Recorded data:
-*-

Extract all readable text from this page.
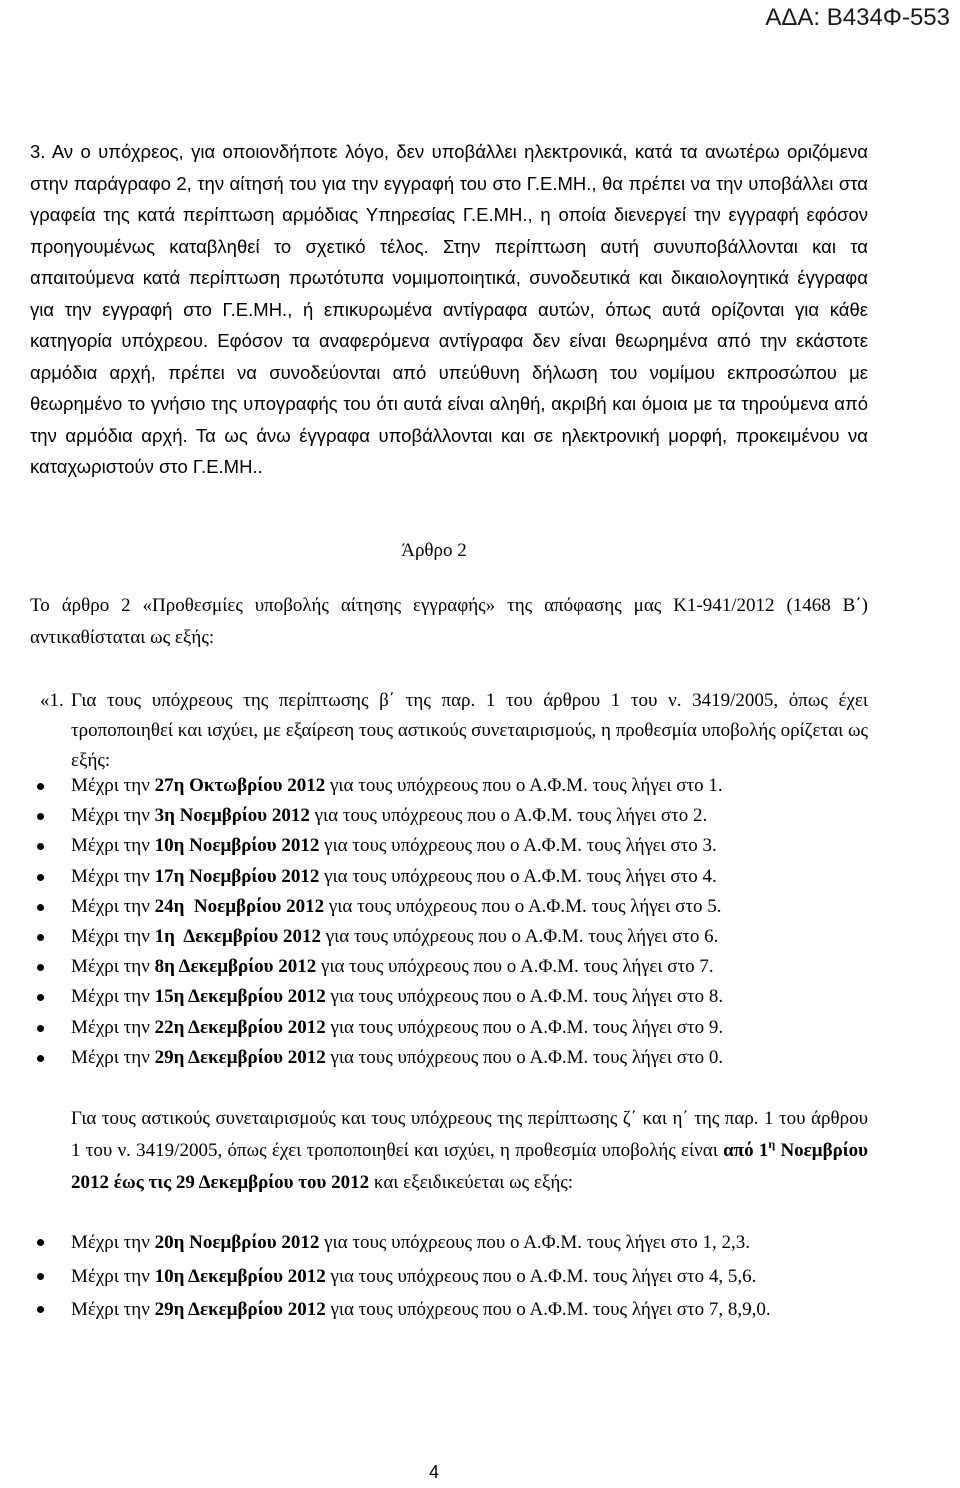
ΑΔΑ: Β434Φ-553
3. Αν ο υπόχρεος, για οποιονδήποτε λόγο, δεν υποβάλλει ηλεκτρονικά, κατά τα ανωτέρω οριζόμενα στην παράγραφο 2, την αίτησή του για την εγγραφή του στο Γ.Ε.ΜΗ., θα πρέπει να την υποβάλλει στα γραφεία της κατά περίπτωση αρμόδιας Υπηρεσίας Γ.Ε.ΜΗ., η οποία διενεργεί την εγγραφή εφόσον προηγουμένως καταβληθεί το σχετικό τέλος. Στην περίπτωση αυτή συνυποβάλλονται και τα απαιτούμενα κατά περίπτωση πρωτότυπα νομιμοποιητικά, συνοδευτικά και δικαιολογητικά έγγραφα για την εγγραφή στο Γ.Ε.ΜΗ., ή επικυρωμένα αντίγραφα αυτών, όπως αυτά ορίζονται για κάθε κατηγορία υπόχρεου. Εφόσον τα αναφερόμενα αντίγραφα δεν είναι θεωρημένα από την εκάστοτε αρμόδια αρχή, πρέπει να συνοδεύονται από υπεύθυνη δήλωση του νομίμου εκπροσώπου με θεωρημένο το γνήσιο της υπογραφής του ότι αυτά είναι αληθή, ακριβή και όμοια με τα τηρούμενα από την αρμόδια αρχή. Τα ως άνω έγγραφα υποβάλλονται και σε ηλεκτρονική μορφή, προκειμένου να καταχωριστούν στο Γ.Ε.ΜΗ..
Άρθρο 2
Το άρθρο 2 «Προθεσμίες υποβολής αίτησης εγγραφής» της απόφασης μας Κ1-941/2012 (1468 Β΄) αντικαθίσταται ως εξής:
«1. Για τους υπόχρεους της περίπτωσης β΄ της παρ. 1 του άρθρου 1 του ν. 3419/2005, όπως έχει τροποποιηθεί και ισχύει, με εξαίρεση τους αστικούς συνεταιρισμούς, η προθεσμία υποβολής ορίζεται ως εξής:
Μέχρι την 27η Οκτωβρίου 2012 για τους υπόχρεους που ο Α.Φ.Μ. τους λήγει στο 1.
Μέχρι την 3η Νοεμβρίου 2012 για τους υπόχρεους που ο Α.Φ.Μ. τους λήγει στο 2.
Μέχρι την 10η Νοεμβρίου 2012 για τους υπόχρεους που ο Α.Φ.Μ. τους λήγει στο 3.
Μέχρι την 17η Νοεμβρίου 2012 για τους υπόχρεους που ο Α.Φ.Μ. τους λήγει στο 4.
Μέχρι την 24η  Νοεμβρίου 2012 για τους υπόχρεους που ο Α.Φ.Μ. τους λήγει στο 5.
Μέχρι την 1η  Δεκεμβρίου 2012 για τους υπόχρεους που ο Α.Φ.Μ. τους λήγει στο 6.
Μέχρι την 8η Δεκεμβρίου 2012 για τους υπόχρεους που ο Α.Φ.Μ. τους λήγει στο 7.
Μέχρι την 15η Δεκεμβρίου 2012 για τους υπόχρεους που ο Α.Φ.Μ. τους λήγει στο 8.
Μέχρι την 22η Δεκεμβρίου 2012 για τους υπόχρεους που ο Α.Φ.Μ. τους λήγει στο 9.
Μέχρι την 29η Δεκεμβρίου 2012 για τους υπόχρεους που ο Α.Φ.Μ. τους λήγει στο 0.
Για τους αστικούς συνεταιρισμούς και τους υπόχρεους της περίπτωσης ζ΄ και η΄ της παρ. 1 του άρθρου 1 του ν. 3419/2005, όπως έχει τροποποιηθεί και ισχύει, η προθεσμία υποβολής είναι από $1^\eta$ Νοεμβρίου 2012 έως τις 29 Δεκεμβρίου του 2012 και εξειδικεύεται ως εξής:
Μέχρι την 20η Νοεμβρίου 2012 για τους υπόχρεους που ο Α.Φ.Μ. τους λήγει στο 1, 2,3.
Μέχρι την 10η Δεκεμβρίου 2012 για τους υπόχρεους που ο Α.Φ.Μ. τους λήγει στο 4, 5,6.
Μέχρι την 29η Δεκεμβρίου 2012 για τους υπόχρεους που ο Α.Φ.Μ. τους λήγει στο 7, 8,9,0.
4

-*-

## Task statement:
Copy each line of the preceding data that contains the string "άρθρου".

## Complete output:
«1. Για τους υπόχρεους της περίπτωσης β΄ της παρ. 1 του άρθρου 1 του ν. 3419/2005, όπως έχει τροποποιηθεί και ισχύει, με εξαίρεση τους αστικούς συνεταιρισμούς, η προθεσμία υποβολής ορίζεται ως εξής:
Για τους αστικούς συνεταιρισμούς και τους υπόχρεους της περίπτωσης ζ΄ και η΄ της παρ. 1 του άρθρου 1 του ν. 3419/2005, όπως έχει τροποποιηθεί και ισχύει, η προθεσμία υποβολής είναι από $1^\eta$ Νοεμβρίου 2012 έως τις 29 Δεκεμβρίου του 2012 και εξειδικεύεται ως εξής:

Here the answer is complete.